Dataset records
◇ ◇ ◇ ◇

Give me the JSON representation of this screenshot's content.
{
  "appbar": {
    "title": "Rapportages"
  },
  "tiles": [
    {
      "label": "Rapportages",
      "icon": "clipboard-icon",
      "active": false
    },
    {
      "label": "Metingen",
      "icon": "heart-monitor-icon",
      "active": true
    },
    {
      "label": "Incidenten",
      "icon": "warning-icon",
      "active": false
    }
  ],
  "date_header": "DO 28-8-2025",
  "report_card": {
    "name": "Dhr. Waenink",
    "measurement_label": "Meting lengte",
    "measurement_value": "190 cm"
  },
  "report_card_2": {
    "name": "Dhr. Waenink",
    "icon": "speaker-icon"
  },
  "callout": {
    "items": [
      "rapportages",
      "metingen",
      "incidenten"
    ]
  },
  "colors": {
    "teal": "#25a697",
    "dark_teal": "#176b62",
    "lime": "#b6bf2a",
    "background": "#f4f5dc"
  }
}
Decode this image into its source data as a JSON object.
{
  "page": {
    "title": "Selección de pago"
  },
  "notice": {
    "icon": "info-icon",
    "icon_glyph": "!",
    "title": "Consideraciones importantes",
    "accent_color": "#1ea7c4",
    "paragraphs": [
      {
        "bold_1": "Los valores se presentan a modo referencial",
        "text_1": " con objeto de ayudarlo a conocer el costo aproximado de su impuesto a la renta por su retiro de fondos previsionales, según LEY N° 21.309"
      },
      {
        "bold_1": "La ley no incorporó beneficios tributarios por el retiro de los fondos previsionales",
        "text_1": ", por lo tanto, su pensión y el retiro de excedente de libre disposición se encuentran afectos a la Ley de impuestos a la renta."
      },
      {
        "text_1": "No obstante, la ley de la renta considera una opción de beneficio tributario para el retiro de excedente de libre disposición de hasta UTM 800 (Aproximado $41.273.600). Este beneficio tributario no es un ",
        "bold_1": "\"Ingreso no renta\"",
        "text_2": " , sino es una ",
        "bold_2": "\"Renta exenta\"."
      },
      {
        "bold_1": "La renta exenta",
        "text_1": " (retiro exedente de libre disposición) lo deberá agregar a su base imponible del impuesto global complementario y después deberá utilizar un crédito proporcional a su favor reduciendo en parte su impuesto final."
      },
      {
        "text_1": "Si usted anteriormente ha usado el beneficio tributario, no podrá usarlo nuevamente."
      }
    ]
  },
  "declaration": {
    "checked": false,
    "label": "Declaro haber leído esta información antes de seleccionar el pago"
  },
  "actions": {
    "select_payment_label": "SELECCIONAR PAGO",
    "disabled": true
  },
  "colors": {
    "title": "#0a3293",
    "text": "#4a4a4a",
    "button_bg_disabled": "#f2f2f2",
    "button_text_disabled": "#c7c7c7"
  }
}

◇ ◇ ◇ ◇

### Directive:
Extract each record, keeping it identical to the original.

### Written response:
Give me the JSON representation of this screenshot's content.
{
  "appbar": {
    "title": "Rapportages"
  },
  "tiles": [
    {
      "label": "Rapportages",
      "icon": "clipboard-icon",
      "active": false
    },
    {
      "label": "Metingen",
      "icon": "heart-monitor-icon",
      "active": true
    },
    {
      "label": "Incidenten",
      "icon": "warning-icon",
      "active": false
    }
  ],
  "date_header": "DO 28-8-2025",
  "report_card": {
    "name": "Dhr. Waenink",
    "measurement_label": "Meting lengte",
    "measurement_value": "190 cm"
  },
  "report_card_2": {
    "name": "Dhr. Waenink",
    "icon": "speaker-icon"
  },
  "callout": {
    "items": [
      "rapportages",
      "metingen",
      "incidenten"
    ]
  },
  "colors": {
    "teal": "#25a697",
    "dark_teal": "#176b62",
    "lime": "#b6bf2a",
    "background": "#f4f5dc"
  }
}
Decode this image into its source data as a JSON object.
{
  "page": {
    "title": "Selección de pago"
  },
  "notice": {
    "icon": "info-icon",
    "icon_glyph": "!",
    "title": "Consideraciones importantes",
    "accent_color": "#1ea7c4",
    "paragraphs": [
      {
        "bold_1": "Los valores se presentan a modo referencial",
        "text_1": " con objeto de ayudarlo a conocer el costo aproximado de su impuesto a la renta por su retiro de fondos previsionales, según LEY N° 21.309"
      },
      {
        "bold_1": "La ley no incorporó beneficios tributarios por el retiro de los fondos previsionales",
        "text_1": ", por lo tanto, su pensión y el retiro de excedente de libre disposición se encuentran afectos a la Ley de impuestos a la renta."
      },
      {
        "text_1": "No obstante, la ley de la renta considera una opción de beneficio tributario para el retiro de excedente de libre disposición de hasta UTM 800 (Aproximado $41.273.600). Este beneficio tributario no es un ",
        "bold_1": "\"Ingreso no renta\"",
        "text_2": " , sino es una ",
        "bold_2": "\"Renta exenta\"."
      },
      {
        "bold_1": "La renta exenta",
        "text_1": " (retiro exedente de libre disposición) lo deberá agregar a su base imponible del impuesto global complementario y después deberá utilizar un crédito proporcional a su favor reduciendo en parte su impuesto final."
      },
      {
        "text_1": "Si usted anteriormente ha usado el beneficio tributario, no podrá usarlo nuevamente."
      }
    ]
  },
  "declaration": {
    "checked": false,
    "label": "Declaro haber leído esta información antes de seleccionar el pago"
  },
  "actions": {
    "select_payment_label": "SELECCIONAR PAGO",
    "disabled": true
  },
  "colors": {
    "title": "#0a3293",
    "text": "#4a4a4a",
    "button_bg_disabled": "#f2f2f2",
    "button_text_disabled": "#c7c7c7"
  }
}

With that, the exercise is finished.